**Data supplied**.
· · · ·
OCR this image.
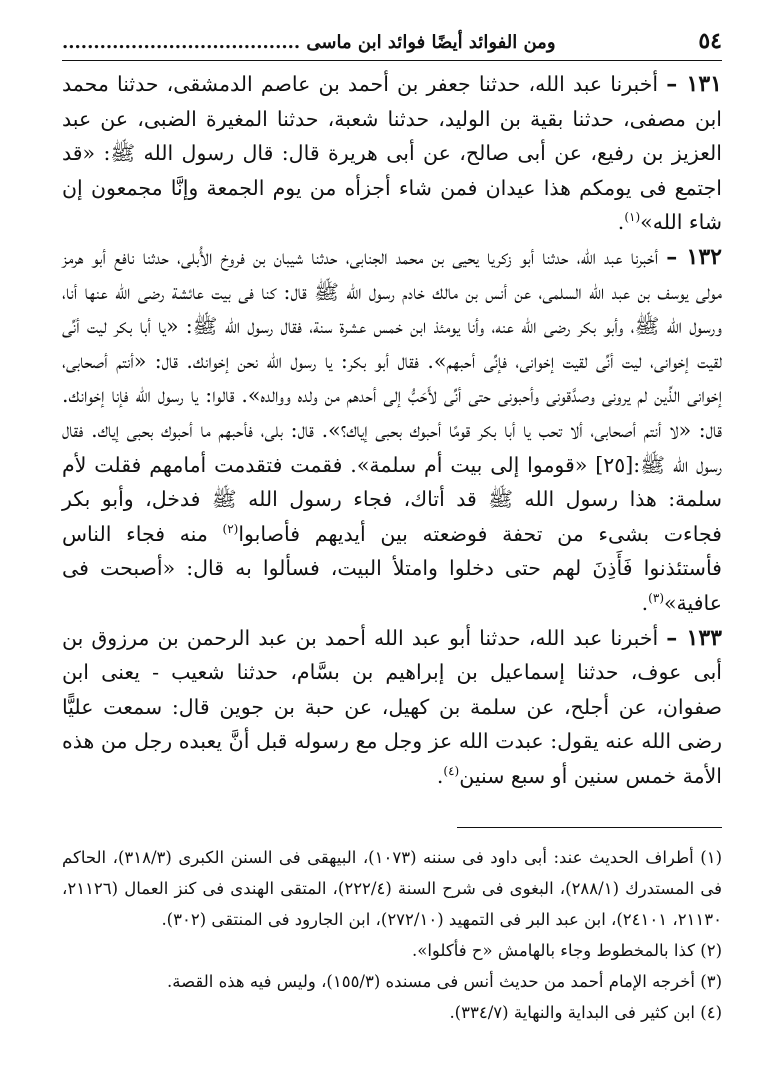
٥٤
ومن الفوائد أيضًا فوائد ابن ماسى ......................................

١٣١ – أخبرنا عبد الله، حدثنا جعفر بن أحمد بن عاصم الدمشقى، حدثنا محمد ابن مصفى، حدثنا بقية بن الوليد، حدثنا شعبة، حدثنا المغيرة الضبى، عن عبد العزيز بن رفيع، عن أبى صالح، عن أبى هريرة قال: قال رسول الله ﷺ: «قد اجتمع فى يومكم هذا عيدان فمن شاء أجزأه من يوم الجمعة وإنَّا مجمعون إن شاء الله»$^{(١)}$.

١٣٢ – أخبرنا عبد الله، حدثنا أبو زكريا يحيى بن محمد الجنابى، حدثنا شيبان بن فروخ الأُبلى، حدثنا نافع أبو هرمز مولى يوسف بن عبد الله السلمى، عن أنس بن مالك خادم رسول الله ﷺ قال: كنا فى بيت عائشة رضى الله عنها أنا، ورسول الله ﷺ، وأبو بكر رضى الله عنه، وأنا يومئذ ابن خمس عشرة سنة، فقال رسول الله ﷺ: «يا أبا بكر ليت أنِّى لقيت إخوانى، ليت أنِّى لقيت إخوانى، فإنِّى أحبهم». فقال أبو بكر: يا رسول الله نحن إخوانك. قال: «أنتم أصحابى، إخوانى الذِّين لم يرونى وصدَّقونى وأحبونى حتى أنِّى لأَحَبُّ إلى أحدهم من ولده ووالده». قالوا: يا رسول الله فإنا إخوانك. قال: «لا أنتم أصحابى، ألا تحب يا أبا بكر قومًا أحبوك بحبى إياك؟». قال: بلى، فأحبهم ما أحبوك بحبى إياك. فقال رسول الله ﷺ:[٢٥] «قوموا إلى بيت أم سلمة». فقمت فتقدمت أمامهم فقلت لأم سلمة: هذا رسول الله ﷺ قد أتاك، فجاء رسول الله ﷺ فدخل، وأبو بكر فجاءت بشىء من تحفة فوضعته بين أيديهم فأصابوا$^{(٢)}$ منه فجاء الناس فأستئذنوا فَأَذِنَ لهم حتى دخلوا وامتلأ البيت، فسألوا به قال: «أصبحت فى عافية»$^{(٣)}$.

١٣٣ – أخبرنا عبد الله، حدثنا أبو عبد الله أحمد بن عبد الرحمن بن مرزوق بن أبى عوف، حدثنا إسماعيل بن إبراهيم بن بسَّام، حدثنا شعيب - يعنى ابن صفوان، عن أجلح، عن سلمة بن كهيل، عن حبة بن جوين قال: سمعت عليًّا رضى الله عنه يقول: عبدت الله عز وجل مع رسوله قبل أنَّ يعبده رجل من هذه الأمة خمس سنين أو سبع سنين$^{(٤)}$.

(١) أطراف الحديث عند: أبى داود فى سننه (١٠٧٣)، البيهقى فى السنن الكبرى (٣١٨/٣)، الحاكم فى المستدرك (٢٨٨/١)، البغوى فى شرح السنة (٢٢٢/٤)، المتقى الهندى فى كنز العمال (٢١١٢٦، ٢١١٣٠، ٢٤١٠١)، ابن عبد البر فى التمهيد (٢٧٢/١٠)، ابن الجارود فى المنتقى (٣٠٢).

(٢) كذا بالمخطوط وجاء بالهامش «ح فأكلوا».

(٣) أخرجه الإمام أحمد من حديث أنس فى مسنده (١٥٥/٣)، وليس فيه هذه القصة.

(٤) ابن كثير فى البداية والنهاية (٣٣٤/٧).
· · · ·
Count the lines of these entries that hold the string "الله", and give only that number.

**Finished exercise**. 3